Short problem: Give the material again in full, matching it exactly.

(Rows from a dataset)

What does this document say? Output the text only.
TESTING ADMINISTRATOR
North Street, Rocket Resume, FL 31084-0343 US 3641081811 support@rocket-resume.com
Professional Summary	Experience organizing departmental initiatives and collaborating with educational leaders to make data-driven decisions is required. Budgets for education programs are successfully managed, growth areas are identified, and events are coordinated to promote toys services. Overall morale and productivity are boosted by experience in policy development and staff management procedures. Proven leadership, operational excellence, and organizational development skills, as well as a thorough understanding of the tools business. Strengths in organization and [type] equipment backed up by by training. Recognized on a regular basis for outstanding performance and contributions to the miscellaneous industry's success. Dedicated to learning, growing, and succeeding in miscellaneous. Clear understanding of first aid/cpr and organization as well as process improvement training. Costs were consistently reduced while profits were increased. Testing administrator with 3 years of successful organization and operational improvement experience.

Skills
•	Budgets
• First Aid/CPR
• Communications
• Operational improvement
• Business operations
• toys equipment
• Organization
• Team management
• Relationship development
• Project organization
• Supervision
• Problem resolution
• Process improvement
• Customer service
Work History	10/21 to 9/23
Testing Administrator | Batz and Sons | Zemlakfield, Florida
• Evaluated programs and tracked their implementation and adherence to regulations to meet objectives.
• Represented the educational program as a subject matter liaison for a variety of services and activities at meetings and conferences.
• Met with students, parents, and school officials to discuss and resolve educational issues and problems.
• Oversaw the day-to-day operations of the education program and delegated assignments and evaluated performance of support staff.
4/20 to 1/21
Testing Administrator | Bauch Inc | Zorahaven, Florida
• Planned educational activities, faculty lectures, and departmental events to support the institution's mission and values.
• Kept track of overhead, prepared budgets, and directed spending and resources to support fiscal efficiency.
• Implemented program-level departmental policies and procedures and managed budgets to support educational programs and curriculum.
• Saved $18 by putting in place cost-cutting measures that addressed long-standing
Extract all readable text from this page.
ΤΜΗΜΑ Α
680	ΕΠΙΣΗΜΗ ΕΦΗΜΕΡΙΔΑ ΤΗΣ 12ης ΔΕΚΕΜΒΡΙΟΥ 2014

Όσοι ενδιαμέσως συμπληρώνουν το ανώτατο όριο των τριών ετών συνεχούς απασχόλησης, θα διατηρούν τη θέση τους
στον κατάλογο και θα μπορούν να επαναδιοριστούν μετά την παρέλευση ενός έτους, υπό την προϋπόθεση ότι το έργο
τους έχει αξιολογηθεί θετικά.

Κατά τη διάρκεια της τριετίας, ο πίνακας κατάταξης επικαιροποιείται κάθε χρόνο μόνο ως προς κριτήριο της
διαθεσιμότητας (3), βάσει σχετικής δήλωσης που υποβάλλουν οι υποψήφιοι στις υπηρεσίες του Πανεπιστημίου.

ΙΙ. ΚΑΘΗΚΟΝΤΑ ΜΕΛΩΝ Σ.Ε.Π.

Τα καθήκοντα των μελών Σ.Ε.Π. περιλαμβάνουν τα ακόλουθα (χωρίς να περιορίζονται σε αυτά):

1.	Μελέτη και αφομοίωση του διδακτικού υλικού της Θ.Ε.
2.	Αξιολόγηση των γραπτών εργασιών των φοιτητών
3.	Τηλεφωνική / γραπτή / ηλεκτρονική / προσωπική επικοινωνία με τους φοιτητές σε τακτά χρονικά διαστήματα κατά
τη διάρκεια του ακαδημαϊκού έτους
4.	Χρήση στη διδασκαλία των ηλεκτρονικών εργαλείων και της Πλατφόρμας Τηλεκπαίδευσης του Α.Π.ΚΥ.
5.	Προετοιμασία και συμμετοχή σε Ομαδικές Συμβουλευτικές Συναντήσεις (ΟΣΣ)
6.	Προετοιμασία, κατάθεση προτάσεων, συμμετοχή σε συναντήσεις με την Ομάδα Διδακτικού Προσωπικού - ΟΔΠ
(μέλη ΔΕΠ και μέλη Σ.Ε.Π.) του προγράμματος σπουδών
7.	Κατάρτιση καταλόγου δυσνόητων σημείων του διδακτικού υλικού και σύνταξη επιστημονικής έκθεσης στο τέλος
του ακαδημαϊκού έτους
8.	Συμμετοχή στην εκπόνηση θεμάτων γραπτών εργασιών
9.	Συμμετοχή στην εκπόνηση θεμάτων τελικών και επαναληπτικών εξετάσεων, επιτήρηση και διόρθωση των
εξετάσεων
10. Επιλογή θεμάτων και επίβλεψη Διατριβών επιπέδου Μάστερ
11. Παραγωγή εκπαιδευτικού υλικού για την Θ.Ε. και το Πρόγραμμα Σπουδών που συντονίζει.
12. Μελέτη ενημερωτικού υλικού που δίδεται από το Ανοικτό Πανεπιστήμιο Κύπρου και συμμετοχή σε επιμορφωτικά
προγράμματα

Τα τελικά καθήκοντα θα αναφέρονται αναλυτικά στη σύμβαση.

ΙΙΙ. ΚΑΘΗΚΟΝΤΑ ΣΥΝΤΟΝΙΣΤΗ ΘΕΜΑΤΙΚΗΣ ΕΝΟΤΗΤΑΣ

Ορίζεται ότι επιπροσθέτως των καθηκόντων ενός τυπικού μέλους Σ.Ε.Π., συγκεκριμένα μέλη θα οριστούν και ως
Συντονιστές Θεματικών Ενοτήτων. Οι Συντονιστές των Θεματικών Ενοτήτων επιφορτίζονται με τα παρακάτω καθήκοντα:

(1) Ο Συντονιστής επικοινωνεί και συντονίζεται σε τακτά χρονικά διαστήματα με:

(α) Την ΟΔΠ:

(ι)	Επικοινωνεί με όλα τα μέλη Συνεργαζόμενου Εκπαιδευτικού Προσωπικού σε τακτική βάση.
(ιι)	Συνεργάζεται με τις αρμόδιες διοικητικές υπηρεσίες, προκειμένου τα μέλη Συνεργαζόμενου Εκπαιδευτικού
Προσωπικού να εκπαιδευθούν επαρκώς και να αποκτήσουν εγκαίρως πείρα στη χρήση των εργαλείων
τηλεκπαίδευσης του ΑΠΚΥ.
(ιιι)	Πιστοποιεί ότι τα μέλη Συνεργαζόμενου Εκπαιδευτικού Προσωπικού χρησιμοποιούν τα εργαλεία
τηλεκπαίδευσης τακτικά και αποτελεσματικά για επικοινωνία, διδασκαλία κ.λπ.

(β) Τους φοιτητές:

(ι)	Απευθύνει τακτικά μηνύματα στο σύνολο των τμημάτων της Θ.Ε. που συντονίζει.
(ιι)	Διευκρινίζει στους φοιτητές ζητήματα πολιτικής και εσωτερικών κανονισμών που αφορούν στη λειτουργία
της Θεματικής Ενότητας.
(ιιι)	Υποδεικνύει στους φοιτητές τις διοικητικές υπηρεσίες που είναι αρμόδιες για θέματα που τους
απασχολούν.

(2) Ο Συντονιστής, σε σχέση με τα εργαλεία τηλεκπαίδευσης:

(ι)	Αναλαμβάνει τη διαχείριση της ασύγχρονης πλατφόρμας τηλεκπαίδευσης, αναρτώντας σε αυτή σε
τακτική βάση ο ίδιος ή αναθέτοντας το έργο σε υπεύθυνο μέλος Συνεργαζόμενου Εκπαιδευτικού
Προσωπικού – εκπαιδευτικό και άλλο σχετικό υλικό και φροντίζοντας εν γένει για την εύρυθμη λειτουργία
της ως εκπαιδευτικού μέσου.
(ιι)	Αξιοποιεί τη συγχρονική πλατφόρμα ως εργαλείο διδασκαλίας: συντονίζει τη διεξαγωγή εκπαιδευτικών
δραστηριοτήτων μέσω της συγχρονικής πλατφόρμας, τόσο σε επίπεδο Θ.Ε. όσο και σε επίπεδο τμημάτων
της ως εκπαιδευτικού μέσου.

Solved problem:
What does this document say? Output the text only.
TESTING ADMINISTRATOR
North Street, Rocket Resume, FL 31084-0343 US 3641081811 support@rocket-resume.com
Professional Summary	Experience organizing departmental initiatives and collaborating with educational leaders to make data-driven decisions is required. Budgets for education programs are successfully managed, growth areas are identified, and events are coordinated to promote toys services. Overall morale and productivity are boosted by experience in policy development and staff management procedures. Proven leadership, operational excellence, and organizational development skills, as well as a thorough understanding of the tools business. Strengths in organization and [type] equipment backed up by by training. Recognized on a regular basis for outstanding performance and contributions to the miscellaneous industry's success. Dedicated to learning, growing, and succeeding in miscellaneous. Clear understanding of first aid/cpr and organization as well as process improvement training. Costs were consistently reduced while profits were increased. Testing administrator with 3 years of successful organization and operational improvement experience.

Skills
•	Budgets
• First Aid/CPR
• Communications
• Operational improvement
• Business operations
• toys equipment
• Organization
• Team management
• Relationship development
• Project organization
• Supervision
• Problem resolution
• Process improvement
• Customer service
Work History	10/21 to 9/23
Testing Administrator | Batz and Sons | Zemlakfield, Florida
• Evaluated programs and tracked their implementation and adherence to regulations to meet objectives.
• Represented the educational program as a subject matter liaison for a variety of services and activities at meetings and conferences.
• Met with students, parents, and school officials to discuss and resolve educational issues and problems.
• Oversaw the day-to-day operations of the education program and delegated assignments and evaluated performance of support staff.
4/20 to 1/21
Testing Administrator | Bauch Inc | Zorahaven, Florida
• Planned educational activities, faculty lectures, and departmental events to support the institution's mission and values.
• Kept track of overhead, prepared budgets, and directed spending and resources to support fiscal efficiency.
• Implemented program-level departmental policies and procedures and managed budgets to support educational programs and curriculum.
• Saved $18 by putting in place cost-cutting measures that addressed long-standing
Extract all readable text from this page.
ΤΜΗΜΑ Α
680	ΕΠΙΣΗΜΗ ΕΦΗΜΕΡΙΔΑ ΤΗΣ 12ης ΔΕΚΕΜΒΡΙΟΥ 2014

Όσοι ενδιαμέσως συμπληρώνουν το ανώτατο όριο των τριών ετών συνεχούς απασχόλησης, θα διατηρούν τη θέση τους
στον κατάλογο και θα μπορούν να επαναδιοριστούν μετά την παρέλευση ενός έτους, υπό την προϋπόθεση ότι το έργο
τους έχει αξιολογηθεί θετικά.

Κατά τη διάρκεια της τριετίας, ο πίνακας κατάταξης επικαιροποιείται κάθε χρόνο μόνο ως προς κριτήριο της
διαθεσιμότητας (3), βάσει σχετικής δήλωσης που υποβάλλουν οι υποψήφιοι στις υπηρεσίες του Πανεπιστημίου.

ΙΙ. ΚΑΘΗΚΟΝΤΑ ΜΕΛΩΝ Σ.Ε.Π.

Τα καθήκοντα των μελών Σ.Ε.Π. περιλαμβάνουν τα ακόλουθα (χωρίς να περιορίζονται σε αυτά):

1.	Μελέτη και αφομοίωση του διδακτικού υλικού της Θ.Ε.
2.	Αξιολόγηση των γραπτών εργασιών των φοιτητών
3.	Τηλεφωνική / γραπτή / ηλεκτρονική / προσωπική επικοινωνία με τους φοιτητές σε τακτά χρονικά διαστήματα κατά
τη διάρκεια του ακαδημαϊκού έτους
4.	Χρήση στη διδασκαλία των ηλεκτρονικών εργαλείων και της Πλατφόρμας Τηλεκπαίδευσης του Α.Π.ΚΥ.
5.	Προετοιμασία και συμμετοχή σε Ομαδικές Συμβουλευτικές Συναντήσεις (ΟΣΣ)
6.	Προετοιμασία, κατάθεση προτάσεων, συμμετοχή σε συναντήσεις με την Ομάδα Διδακτικού Προσωπικού - ΟΔΠ
(μέλη ΔΕΠ και μέλη Σ.Ε.Π.) του προγράμματος σπουδών
7.	Κατάρτιση καταλόγου δυσνόητων σημείων του διδακτικού υλικού και σύνταξη επιστημονικής έκθεσης στο τέλος
του ακαδημαϊκού έτους
8.	Συμμετοχή στην εκπόνηση θεμάτων γραπτών εργασιών
9.	Συμμετοχή στην εκπόνηση θεμάτων τελικών και επαναληπτικών εξετάσεων, επιτήρηση και διόρθωση των
εξετάσεων
10. Επιλογή θεμάτων και επίβλεψη Διατριβών επιπέδου Μάστερ
11. Παραγωγή εκπαιδευτικού υλικού για την Θ.Ε. και το Πρόγραμμα Σπουδών που συντονίζει.
12. Μελέτη ενημερωτικού υλικού που δίδεται από το Ανοικτό Πανεπιστήμιο Κύπρου και συμμετοχή σε επιμορφωτικά
προγράμματα

Τα τελικά καθήκοντα θα αναφέρονται αναλυτικά στη σύμβαση.

ΙΙΙ. ΚΑΘΗΚΟΝΤΑ ΣΥΝΤΟΝΙΣΤΗ ΘΕΜΑΤΙΚΗΣ ΕΝΟΤΗΤΑΣ

Ορίζεται ότι επιπροσθέτως των καθηκόντων ενός τυπικού μέλους Σ.Ε.Π., συγκεκριμένα μέλη θα οριστούν και ως
Συντονιστές Θεματικών Ενοτήτων. Οι Συντονιστές των Θεματικών Ενοτήτων επιφορτίζονται με τα παρακάτω καθήκοντα:

(1) Ο Συντονιστής επικοινωνεί και συντονίζεται σε τακτά χρονικά διαστήματα με:

(α) Την ΟΔΠ:

(ι)	Επικοινωνεί με όλα τα μέλη Συνεργαζόμενου Εκπαιδευτικού Προσωπικού σε τακτική βάση.
(ιι)	Συνεργάζεται με τις αρμόδιες διοικητικές υπηρεσίες, προκειμένου τα μέλη Συνεργαζόμενου Εκπαιδευτικού
Προσωπικού να εκπαιδευθούν επαρκώς και να αποκτήσουν εγκαίρως πείρα στη χρήση των εργαλείων
τηλεκπαίδευσης του ΑΠΚΥ.
(ιιι)	Πιστοποιεί ότι τα μέλη Συνεργαζόμενου Εκπαιδευτικού Προσωπικού χρησιμοποιούν τα εργαλεία
τηλεκπαίδευσης τακτικά και αποτελεσματικά για επικοινωνία, διδασκαλία κ.λπ.

(β) Τους φοιτητές:

(ι)	Απευθύνει τακτικά μηνύματα στο σύνολο των τμημάτων της Θ.Ε. που συντονίζει.
(ιι)	Διευκρινίζει στους φοιτητές ζητήματα πολιτικής και εσωτερικών κανονισμών που αφορούν στη λειτουργία
της Θεματικής Ενότητας.
(ιιι)	Υποδεικνύει στους φοιτητές τις διοικητικές υπηρεσίες που είναι αρμόδιες για θέματα που τους
απασχολούν.

(2) Ο Συντονιστής, σε σχέση με τα εργαλεία τηλεκπαίδευσης:

(ι)	Αναλαμβάνει τη διαχείριση της ασύγχρονης πλατφόρμας τηλεκπαίδευσης, αναρτώντας σε αυτή σε
τακτική βάση ο ίδιος ή αναθέτοντας το έργο σε υπεύθυνο μέλος Συνεργαζόμενου Εκπαιδευτικού
Προσωπικού – εκπαιδευτικό και άλλο σχετικό υλικό και φροντίζοντας εν γένει για την εύρυθμη λειτουργία
της ως εκπαιδευτικού μέσου.
(ιι)	Αξιοποιεί τη συγχρονική πλατφόρμα ως εργαλείο διδασκαλίας: συντονίζει τη διεξαγωγή εκπαιδευτικών
δραστηριοτήτων μέσω της συγχρονικής πλατφόρμας, τόσο σε επίπεδο Θ.Ε. όσο και σε επίπεδο τμημάτων
της ως εκπαιδευτικού μέσου.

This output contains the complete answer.